### What you have to do
Restate the full set of records exactly, word for word.

*** Material supplied

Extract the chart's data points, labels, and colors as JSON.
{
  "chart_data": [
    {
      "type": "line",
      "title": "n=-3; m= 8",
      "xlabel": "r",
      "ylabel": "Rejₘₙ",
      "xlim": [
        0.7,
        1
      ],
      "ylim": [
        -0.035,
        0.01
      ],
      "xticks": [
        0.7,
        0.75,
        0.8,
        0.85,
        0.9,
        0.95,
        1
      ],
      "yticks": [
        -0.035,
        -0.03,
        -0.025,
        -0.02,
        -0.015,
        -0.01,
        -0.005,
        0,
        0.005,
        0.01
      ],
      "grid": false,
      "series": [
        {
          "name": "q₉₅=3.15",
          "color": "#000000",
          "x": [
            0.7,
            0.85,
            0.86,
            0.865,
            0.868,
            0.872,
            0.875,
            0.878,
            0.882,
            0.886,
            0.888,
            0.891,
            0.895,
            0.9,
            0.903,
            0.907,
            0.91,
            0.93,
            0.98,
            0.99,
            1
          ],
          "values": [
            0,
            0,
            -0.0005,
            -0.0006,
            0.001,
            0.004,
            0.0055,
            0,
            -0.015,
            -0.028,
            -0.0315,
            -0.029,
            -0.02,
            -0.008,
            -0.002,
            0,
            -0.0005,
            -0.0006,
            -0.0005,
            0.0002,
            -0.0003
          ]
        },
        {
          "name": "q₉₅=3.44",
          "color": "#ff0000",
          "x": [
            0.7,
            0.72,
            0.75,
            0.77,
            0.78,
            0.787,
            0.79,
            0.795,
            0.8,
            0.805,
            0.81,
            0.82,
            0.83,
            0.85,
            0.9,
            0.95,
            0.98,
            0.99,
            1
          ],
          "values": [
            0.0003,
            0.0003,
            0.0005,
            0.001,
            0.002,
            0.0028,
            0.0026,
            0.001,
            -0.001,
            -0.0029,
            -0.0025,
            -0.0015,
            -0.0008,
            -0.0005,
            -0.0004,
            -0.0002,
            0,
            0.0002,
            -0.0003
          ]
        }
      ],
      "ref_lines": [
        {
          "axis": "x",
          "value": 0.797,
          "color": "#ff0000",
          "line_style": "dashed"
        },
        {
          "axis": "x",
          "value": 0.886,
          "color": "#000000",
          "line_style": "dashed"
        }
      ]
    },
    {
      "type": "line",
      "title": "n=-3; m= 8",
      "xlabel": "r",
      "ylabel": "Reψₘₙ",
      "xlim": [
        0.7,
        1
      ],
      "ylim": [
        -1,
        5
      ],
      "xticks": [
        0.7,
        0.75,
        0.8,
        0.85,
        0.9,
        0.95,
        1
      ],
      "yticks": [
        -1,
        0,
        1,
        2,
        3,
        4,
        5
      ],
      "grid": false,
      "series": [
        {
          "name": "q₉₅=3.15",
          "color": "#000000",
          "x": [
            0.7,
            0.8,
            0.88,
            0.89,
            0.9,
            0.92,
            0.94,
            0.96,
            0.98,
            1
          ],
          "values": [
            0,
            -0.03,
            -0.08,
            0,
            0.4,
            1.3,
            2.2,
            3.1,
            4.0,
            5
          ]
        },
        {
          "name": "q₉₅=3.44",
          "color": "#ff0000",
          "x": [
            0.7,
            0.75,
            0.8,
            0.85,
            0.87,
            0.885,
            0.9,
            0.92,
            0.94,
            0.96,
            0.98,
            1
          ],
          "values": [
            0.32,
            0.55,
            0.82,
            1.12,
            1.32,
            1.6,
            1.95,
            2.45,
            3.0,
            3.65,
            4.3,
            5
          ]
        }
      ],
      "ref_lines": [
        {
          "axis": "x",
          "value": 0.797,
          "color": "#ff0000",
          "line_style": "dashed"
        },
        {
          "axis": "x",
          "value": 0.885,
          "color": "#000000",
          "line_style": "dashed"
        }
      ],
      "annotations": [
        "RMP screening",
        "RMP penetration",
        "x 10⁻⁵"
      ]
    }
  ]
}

******

### Result below
Extract the chart's data points, labels, and colors as JSON.
{
  "chart_data": [
    {
      "type": "line",
      "title": "n=-3; m= 8",
      "xlabel": "r",
      "ylabel": "Rejₘₙ",
      "xlim": [
        0.7,
        1
      ],
      "ylim": [
        -0.035,
        0.01
      ],
      "xticks": [
        0.7,
        0.75,
        0.8,
        0.85,
        0.9,
        0.95,
        1
      ],
      "yticks": [
        -0.035,
        -0.03,
        -0.025,
        -0.02,
        -0.015,
        -0.01,
        -0.005,
        0,
        0.005,
        0.01
      ],
      "grid": false,
      "series": [
        {
          "name": "q₉₅=3.15",
          "color": "#000000",
          "x": [
            0.7,
            0.85,
            0.86,
            0.865,
            0.868,
            0.872,
            0.875,
            0.878,
            0.882,
            0.886,
            0.888,
            0.891,
            0.895,
            0.9,
            0.903,
            0.907,
            0.91,
            0.93,
            0.98,
            0.99,
            1
          ],
          "values": [
            0,
            0,
            -0.0005,
            -0.0006,
            0.001,
            0.004,
            0.0055,
            0,
            -0.015,
            -0.028,
            -0.0315,
            -0.029,
            -0.02,
            -0.008,
            -0.002,
            0,
            -0.0005,
            -0.0006,
            -0.0005,
            0.0002,
            -0.0003
          ]
        },
        {
          "name": "q₉₅=3.44",
          "color": "#ff0000",
          "x": [
            0.7,
            0.72,
            0.75,
            0.77,
            0.78,
            0.787,
            0.79,
            0.795,
            0.8,
            0.805,
            0.81,
            0.82,
            0.83,
            0.85,
            0.9,
            0.95,
            0.98,
            0.99,
            1
          ],
          "values": [
            0.0003,
            0.0003,
            0.0005,
            0.001,
            0.002,
            0.0028,
            0.0026,
            0.001,
            -0.001,
            -0.0029,
            -0.0025,
            -0.0015,
            -0.0008,
            -0.0005,
            -0.0004,
            -0.0002,
            0,
            0.0002,
            -0.0003
          ]
        }
      ],
      "ref_lines": [
        {
          "axis": "x",
          "value": 0.797,
          "color": "#ff0000",
          "line_style": "dashed"
        },
        {
          "axis": "x",
          "value": 0.886,
          "color": "#000000",
          "line_style": "dashed"
        }
      ]
    },
    {
      "type": "line",
      "title": "n=-3; m= 8",
      "xlabel": "r",
      "ylabel": "Reψₘₙ",
      "xlim": [
        0.7,
        1
      ],
      "ylim": [
        -1,
        5
      ],
      "xticks": [
        0.7,
        0.75,
        0.8,
        0.85,
        0.9,
        0.95,
        1
      ],
      "yticks": [
        -1,
        0,
        1,
        2,
        3,
        4,
        5
      ],
      "grid": false,
      "series": [
        {
          "name": "q₉₅=3.15",
          "color": "#000000",
          "x": [
            0.7,
            0.8,
            0.88,
            0.89,
            0.9,
            0.92,
            0.94,
            0.96,
            0.98,
            1
          ],
          "values": [
            0,
            -0.03,
            -0.08,
            0,
            0.4,
            1.3,
            2.2,
            3.1,
            4.0,
            5
          ]
        },
        {
          "name": "q₉₅=3.44",
          "color": "#ff0000",
          "x": [
            0.7,
            0.75,
            0.8,
            0.85,
            0.87,
            0.885,
            0.9,
            0.92,
            0.94,
            0.96,
            0.98,
            1
          ],
          "values": [
            0.32,
            0.55,
            0.82,
            1.12,
            1.32,
            1.6,
            1.95,
            2.45,
            3.0,
            3.65,
            4.3,
            5
          ]
        }
      ],
      "ref_lines": [
        {
          "axis": "x",
          "value": 0.797,
          "color": "#ff0000",
          "line_style": "dashed"
        },
        {
          "axis": "x",
          "value": 0.885,
          "color": "#000000",
          "line_style": "dashed"
        }
      ],
      "annotations": [
        "RMP screening",
        "RMP penetration",
        "x 10⁻⁵"
      ]
    }
  ]
}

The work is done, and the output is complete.